[Request]:
What follows are records. Restate all of them word for word.

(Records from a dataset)
************

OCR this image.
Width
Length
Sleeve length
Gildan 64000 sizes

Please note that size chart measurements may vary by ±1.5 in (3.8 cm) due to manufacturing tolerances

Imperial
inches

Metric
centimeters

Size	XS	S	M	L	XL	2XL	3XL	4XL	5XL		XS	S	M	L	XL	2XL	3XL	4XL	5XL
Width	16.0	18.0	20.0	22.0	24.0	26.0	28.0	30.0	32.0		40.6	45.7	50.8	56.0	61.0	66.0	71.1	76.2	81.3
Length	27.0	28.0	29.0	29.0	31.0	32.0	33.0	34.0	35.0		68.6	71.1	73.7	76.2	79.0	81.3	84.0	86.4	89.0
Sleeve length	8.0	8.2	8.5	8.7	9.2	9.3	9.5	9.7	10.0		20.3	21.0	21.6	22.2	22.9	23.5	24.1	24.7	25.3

************

[Completed exercise]:
OCR this image.
Width
Length
Sleeve length
Gildan 64000 sizes

Please note that size chart measurements may vary by ±1.5 in (3.8 cm) due to manufacturing tolerances

Imperial
inches

Metric
centimeters

Size	XS	S	M	L	XL	2XL	3XL	4XL	5XL		XS	S	M	L	XL	2XL	3XL	4XL	5XL
Width	16.0	18.0	20.0	22.0	24.0	26.0	28.0	30.0	32.0		40.6	45.7	50.8	56.0	61.0	66.0	71.1	76.2	81.3
Length	27.0	28.0	29.0	29.0	31.0	32.0	33.0	34.0	35.0		68.6	71.1	73.7	76.2	79.0	81.3	84.0	86.4	89.0
Sleeve length	8.0	8.2	8.5	8.7	9.2	9.3	9.5	9.7	10.0		20.3	21.0	21.6	22.2	22.9	23.5	24.1	24.7	25.3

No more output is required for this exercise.